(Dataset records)
+++

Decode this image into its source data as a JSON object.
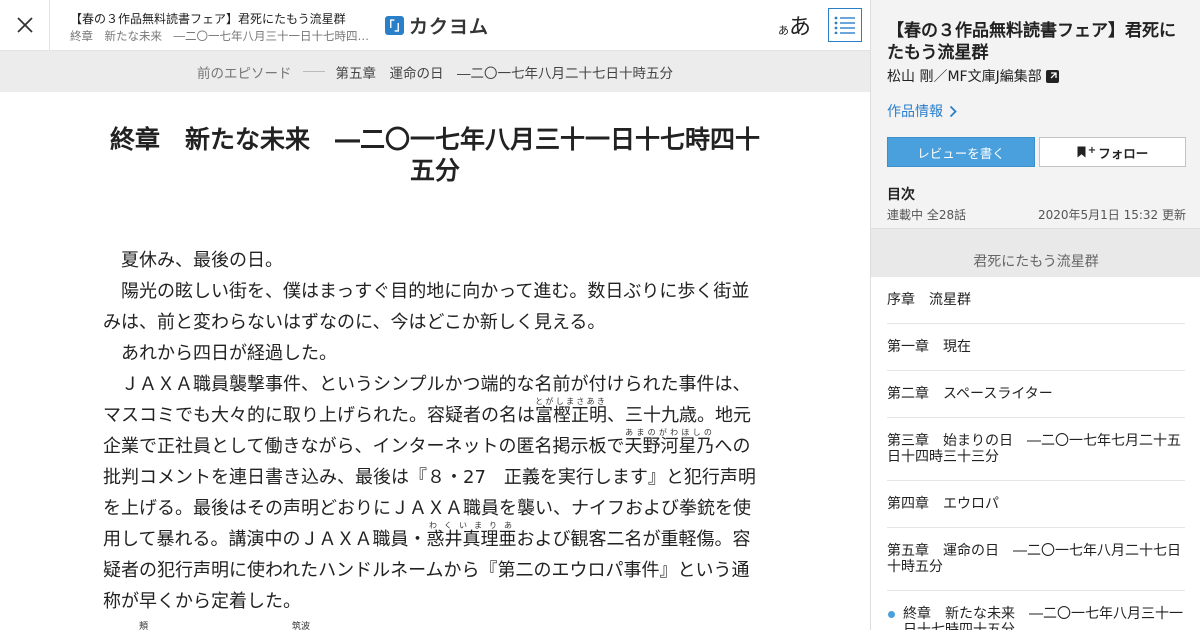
{
  "header": {
    "close_label": "閉じる",
    "work_title": "【春の３作品無料読書フェア】君死にたもう流星群",
    "episode_title": "終章　新たな未来　―二〇一七年八月三十一日十七時四十…",
    "logo_mark": "「」",
    "logo_text": "カクヨム",
    "font_small": "あ",
    "font_big": "あ"
  },
  "epnav": {
    "prev_label": "前のエピソード",
    "current_label": "第五章　運命の日　―二〇一七年八月二十七日十時五分"
  },
  "episode": {
    "title_line1": "終章　新たな未来　―二〇一七年八月三十一日十七時四十",
    "title_line2": "五分",
    "paragraphs": [
      {
        "text": "　夏休み、最後の日。"
      },
      {
        "text": "　陽光の眩しい街を、僕はまっすぐ目的地に向かって進む。数日ぶりに歩く街並みは、前と変わらないはずなのに、今はどこか新しく見える。"
      },
      {
        "text": "　あれから四日が経過した。"
      },
      {
        "pre": "　ＪＡＸＡ職員襲撃事件、というシンプルかつ端的な名前が付けられた事件は、マスコミでも大々的に取り上げられた。容疑者の名は",
        "ruby1": "富樫正明",
        "rt1": "とがしまさあき",
        "mid1": "、三十九歳。地元企業で正社員として働きながら、インターネットの匿名掲示板で",
        "ruby2": "天野河星乃",
        "rt2": "あまのがわほしの",
        "mid2": "への批判コメントを連日書き込み、最後は『８・27　正義を実行します』と犯行声明を上げる。最後はその声明どおりにＪＡＸＡ職員を襲い、ナイフおよび拳銃を使用して暴れる。講演中のＪＡＸＡ職員・",
        "ruby3": "惑井真理亜",
        "rt3": "わくいまりあ",
        "post": "および観客二名が重軽傷。容疑者の犯行声明に使われたハンドルネームから『第二のエウロパ事件』という通称が早くから定着した。"
      },
      {
        "text": "　　　　頬　　　　　　　　　　　　　　　　筑波"
      }
    ]
  },
  "sidebar": {
    "title": "【春の３作品無料読書フェア】君死にたもう流星群",
    "author": "松山 剛／MF文庫J編集部",
    "info_label": "作品情報",
    "review_button": "レビューを書く",
    "follow_button": "フォロー",
    "follow_plus": "+",
    "toc_heading": "目次",
    "status": "連載中 全28話",
    "updated": "2020年5月1日 15:32 更新",
    "group_title": "君死にたもう流星群",
    "chapters": [
      {
        "label": "序章　流星群"
      },
      {
        "label": "第一章　現在"
      },
      {
        "label": "第二章　スペースライター"
      },
      {
        "label": "第三章　始まりの日　―二〇一七年七月二十五日十四時三十三分"
      },
      {
        "label": "第四章　エウロパ"
      },
      {
        "label": "第五章　運命の日　―二〇一七年八月二十七日十時五分"
      },
      {
        "label": "終章　新たな未来　―二〇一七年八月三十一日十七時四十五分",
        "current": true
      }
    ]
  },
  "colors": {
    "accent": "#2a7fc9",
    "review_button": "#4a9fdd"
  }
}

+++

* Set exercise: Take the listing and print it again exactly, but without any pictures.

* Response below:
Decode this image into its source data as a JSON object.
{
  "header": {
    "close_label": "閉じる",
    "work_title": "【春の３作品無料読書フェア】君死にたもう流星群",
    "episode_title": "終章　新たな未来　―二〇一七年八月三十一日十七時四十…",
    "logo_mark": "「」",
    "logo_text": "カクヨム",
    "font_small": "あ",
    "font_big": "あ"
  },
  "epnav": {
    "prev_label": "前のエピソード",
    "current_label": "第五章　運命の日　―二〇一七年八月二十七日十時五分"
  },
  "episode": {
    "title_line1": "終章　新たな未来　―二〇一七年八月三十一日十七時四十",
    "title_line2": "五分",
    "paragraphs": [
      {
        "text": "　夏休み、最後の日。"
      },
      {
        "text": "　陽光の眩しい街を、僕はまっすぐ目的地に向かって進む。数日ぶりに歩く街並みは、前と変わらないはずなのに、今はどこか新しく見える。"
      },
      {
        "text": "　あれから四日が経過した。"
      },
      {
        "pre": "　ＪＡＸＡ職員襲撃事件、というシンプルかつ端的な名前が付けられた事件は、マスコミでも大々的に取り上げられた。容疑者の名は",
        "ruby1": "富樫正明",
        "rt1": "とがしまさあき",
        "mid1": "、三十九歳。地元企業で正社員として働きながら、インターネットの匿名掲示板で",
        "ruby2": "天野河星乃",
        "rt2": "あまのがわほしの",
        "mid2": "への批判コメントを連日書き込み、最後は『８・27　正義を実行します』と犯行声明を上げる。最後はその声明どおりにＪＡＸＡ職員を襲い、ナイフおよび拳銃を使用して暴れる。講演中のＪＡＸＡ職員・",
        "ruby3": "惑井真理亜",
        "rt3": "わくいまりあ",
        "post": "および観客二名が重軽傷。容疑者の犯行声明に使われたハンドルネームから『第二のエウロパ事件』という通称が早くから定着した。"
      },
      {
        "text": "　　　　頬　　　　　　　　　　　　　　　　筑波"
      }
    ]
  },
  "sidebar": {
    "title": "【春の３作品無料読書フェア】君死にたもう流星群",
    "author": "松山 剛／MF文庫J編集部",
    "info_label": "作品情報",
    "review_button": "レビューを書く",
    "follow_button": "フォロー",
    "follow_plus": "+",
    "toc_heading": "目次",
    "status": "連載中 全28話",
    "updated": "2020年5月1日 15:32 更新",
    "group_title": "君死にたもう流星群",
    "chapters": [
      {
        "label": "序章　流星群"
      },
      {
        "label": "第一章　現在"
      },
      {
        "label": "第二章　スペースライター"
      },
      {
        "label": "第三章　始まりの日　―二〇一七年七月二十五日十四時三十三分"
      },
      {
        "label": "第四章　エウロパ"
      },
      {
        "label": "第五章　運命の日　―二〇一七年八月二十七日十時五分"
      },
      {
        "label": "終章　新たな未来　―二〇一七年八月三十一日十七時四十五分",
        "current": true
      }
    ]
  },
  "colors": {
    "accent": "#2a7fc9",
    "review_button": "#4a9fdd"
  }
}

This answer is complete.